Source data ::
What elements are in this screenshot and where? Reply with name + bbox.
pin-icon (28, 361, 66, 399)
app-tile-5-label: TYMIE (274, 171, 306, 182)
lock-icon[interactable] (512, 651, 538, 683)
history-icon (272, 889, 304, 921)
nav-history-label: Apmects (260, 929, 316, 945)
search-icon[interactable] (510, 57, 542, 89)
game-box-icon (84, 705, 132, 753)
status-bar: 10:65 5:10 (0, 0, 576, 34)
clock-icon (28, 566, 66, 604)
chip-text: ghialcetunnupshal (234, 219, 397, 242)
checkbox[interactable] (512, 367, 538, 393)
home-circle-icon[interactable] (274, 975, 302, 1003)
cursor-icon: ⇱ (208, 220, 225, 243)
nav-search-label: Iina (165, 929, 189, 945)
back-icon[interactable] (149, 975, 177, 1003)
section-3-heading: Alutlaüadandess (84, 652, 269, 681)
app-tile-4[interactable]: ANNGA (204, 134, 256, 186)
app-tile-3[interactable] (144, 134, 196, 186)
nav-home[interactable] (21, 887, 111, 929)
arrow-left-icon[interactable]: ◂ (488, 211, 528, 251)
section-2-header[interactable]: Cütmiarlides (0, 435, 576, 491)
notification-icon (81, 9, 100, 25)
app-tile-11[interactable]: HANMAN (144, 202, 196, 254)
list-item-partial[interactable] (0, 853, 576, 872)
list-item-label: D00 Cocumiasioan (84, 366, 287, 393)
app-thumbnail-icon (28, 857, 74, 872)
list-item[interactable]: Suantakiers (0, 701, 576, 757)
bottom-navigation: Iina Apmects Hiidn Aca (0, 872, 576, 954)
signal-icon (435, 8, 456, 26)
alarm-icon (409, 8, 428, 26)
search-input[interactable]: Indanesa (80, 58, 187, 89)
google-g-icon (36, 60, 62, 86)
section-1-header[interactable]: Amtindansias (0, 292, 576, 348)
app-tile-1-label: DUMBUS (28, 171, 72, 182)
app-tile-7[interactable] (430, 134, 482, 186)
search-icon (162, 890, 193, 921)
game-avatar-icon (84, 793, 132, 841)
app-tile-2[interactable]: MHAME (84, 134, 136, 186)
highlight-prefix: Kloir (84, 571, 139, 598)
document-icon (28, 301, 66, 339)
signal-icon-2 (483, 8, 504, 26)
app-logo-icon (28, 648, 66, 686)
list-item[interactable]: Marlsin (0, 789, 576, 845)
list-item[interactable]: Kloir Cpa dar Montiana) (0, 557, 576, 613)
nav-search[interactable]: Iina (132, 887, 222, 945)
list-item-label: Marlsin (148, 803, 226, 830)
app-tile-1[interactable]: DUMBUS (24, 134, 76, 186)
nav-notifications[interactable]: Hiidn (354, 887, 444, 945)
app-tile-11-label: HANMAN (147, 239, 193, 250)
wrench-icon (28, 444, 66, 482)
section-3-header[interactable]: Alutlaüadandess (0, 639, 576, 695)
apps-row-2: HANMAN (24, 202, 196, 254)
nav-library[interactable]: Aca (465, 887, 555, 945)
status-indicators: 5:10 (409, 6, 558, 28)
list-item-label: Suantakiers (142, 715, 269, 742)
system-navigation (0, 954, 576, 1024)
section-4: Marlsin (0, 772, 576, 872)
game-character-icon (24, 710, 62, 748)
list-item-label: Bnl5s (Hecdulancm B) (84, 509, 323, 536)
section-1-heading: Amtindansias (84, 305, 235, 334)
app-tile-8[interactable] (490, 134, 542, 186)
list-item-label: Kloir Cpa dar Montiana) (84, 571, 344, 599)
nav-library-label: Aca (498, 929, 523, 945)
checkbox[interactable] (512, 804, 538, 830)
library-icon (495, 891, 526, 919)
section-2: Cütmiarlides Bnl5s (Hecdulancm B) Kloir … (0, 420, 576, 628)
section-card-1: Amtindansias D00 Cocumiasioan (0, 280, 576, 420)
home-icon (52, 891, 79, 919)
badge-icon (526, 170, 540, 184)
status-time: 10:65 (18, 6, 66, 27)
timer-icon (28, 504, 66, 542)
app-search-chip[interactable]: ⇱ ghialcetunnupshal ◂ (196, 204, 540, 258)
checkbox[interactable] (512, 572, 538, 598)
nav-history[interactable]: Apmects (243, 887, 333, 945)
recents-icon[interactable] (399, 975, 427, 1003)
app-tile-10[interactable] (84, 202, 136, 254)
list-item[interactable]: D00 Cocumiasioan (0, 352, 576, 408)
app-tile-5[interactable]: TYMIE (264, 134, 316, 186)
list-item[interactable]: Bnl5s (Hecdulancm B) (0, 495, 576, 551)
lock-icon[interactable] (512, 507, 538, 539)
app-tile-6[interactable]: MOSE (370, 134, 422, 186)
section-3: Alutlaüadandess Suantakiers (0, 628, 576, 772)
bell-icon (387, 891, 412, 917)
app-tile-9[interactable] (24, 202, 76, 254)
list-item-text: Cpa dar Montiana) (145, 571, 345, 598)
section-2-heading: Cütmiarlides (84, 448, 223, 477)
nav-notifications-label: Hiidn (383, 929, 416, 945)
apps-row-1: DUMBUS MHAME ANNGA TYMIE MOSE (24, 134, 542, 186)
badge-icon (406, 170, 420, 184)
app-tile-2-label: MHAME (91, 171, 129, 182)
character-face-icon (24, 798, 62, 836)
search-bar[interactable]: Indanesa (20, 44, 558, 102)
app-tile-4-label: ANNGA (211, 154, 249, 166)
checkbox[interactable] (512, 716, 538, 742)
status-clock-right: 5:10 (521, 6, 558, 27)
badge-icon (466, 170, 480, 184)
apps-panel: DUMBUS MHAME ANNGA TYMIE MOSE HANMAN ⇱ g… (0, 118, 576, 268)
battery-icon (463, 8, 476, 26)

Do this :: Return the entries above word for word, starting at the beginning and ending with the line that contains "list-item-label: Marlsin (148, 803, 226, 830)", including that line.

Solved problem ::
What elements are in this screenshot and where? Reply with name + bbox.
pin-icon (28, 361, 66, 399)
app-tile-5-label: TYMIE (274, 171, 306, 182)
lock-icon[interactable] (512, 651, 538, 683)
history-icon (272, 889, 304, 921)
nav-history-label: Apmects (260, 929, 316, 945)
search-icon[interactable] (510, 57, 542, 89)
game-box-icon (84, 705, 132, 753)
status-bar: 10:65 5:10 (0, 0, 576, 34)
clock-icon (28, 566, 66, 604)
chip-text: ghialcetunnupshal (234, 219, 397, 242)
checkbox[interactable] (512, 367, 538, 393)
home-circle-icon[interactable] (274, 975, 302, 1003)
cursor-icon: ⇱ (208, 220, 225, 243)
nav-search-label: Iina (165, 929, 189, 945)
back-icon[interactable] (149, 975, 177, 1003)
section-3-heading: Alutlaüadandess (84, 652, 269, 681)
app-tile-4[interactable]: ANNGA (204, 134, 256, 186)
app-tile-3[interactable] (144, 134, 196, 186)
nav-home[interactable] (21, 887, 111, 929)
arrow-left-icon[interactable]: ◂ (488, 211, 528, 251)
section-2-header[interactable]: Cütmiarlides (0, 435, 576, 491)
notification-icon (81, 9, 100, 25)
app-tile-11[interactable]: HANMAN (144, 202, 196, 254)
list-item-partial[interactable] (0, 853, 576, 872)
list-item-label: D00 Cocumiasioan (84, 366, 287, 393)
app-thumbnail-icon (28, 857, 74, 872)
list-item[interactable]: Suantakiers (0, 701, 576, 757)
bottom-navigation: Iina Apmects Hiidn Aca (0, 872, 576, 954)
signal-icon (435, 8, 456, 26)
alarm-icon (409, 8, 428, 26)
search-input[interactable]: Indanesa (80, 58, 187, 89)
google-g-icon (36, 60, 62, 86)
section-1-header[interactable]: Amtindansias (0, 292, 576, 348)
app-tile-1-label: DUMBUS (28, 171, 72, 182)
app-tile-7[interactable] (430, 134, 482, 186)
search-icon (162, 890, 193, 921)
game-avatar-icon (84, 793, 132, 841)
app-tile-2[interactable]: MHAME (84, 134, 136, 186)
highlight-prefix: Kloir (84, 571, 139, 598)
document-icon (28, 301, 66, 339)
signal-icon-2 (483, 8, 504, 26)
app-logo-icon (28, 648, 66, 686)
list-item[interactable]: Marlsin (0, 789, 576, 845)
list-item[interactable]: Kloir Cpa dar Montiana) (0, 557, 576, 613)
nav-search[interactable]: Iina (132, 887, 222, 945)
list-item-label: Marlsin (148, 803, 226, 830)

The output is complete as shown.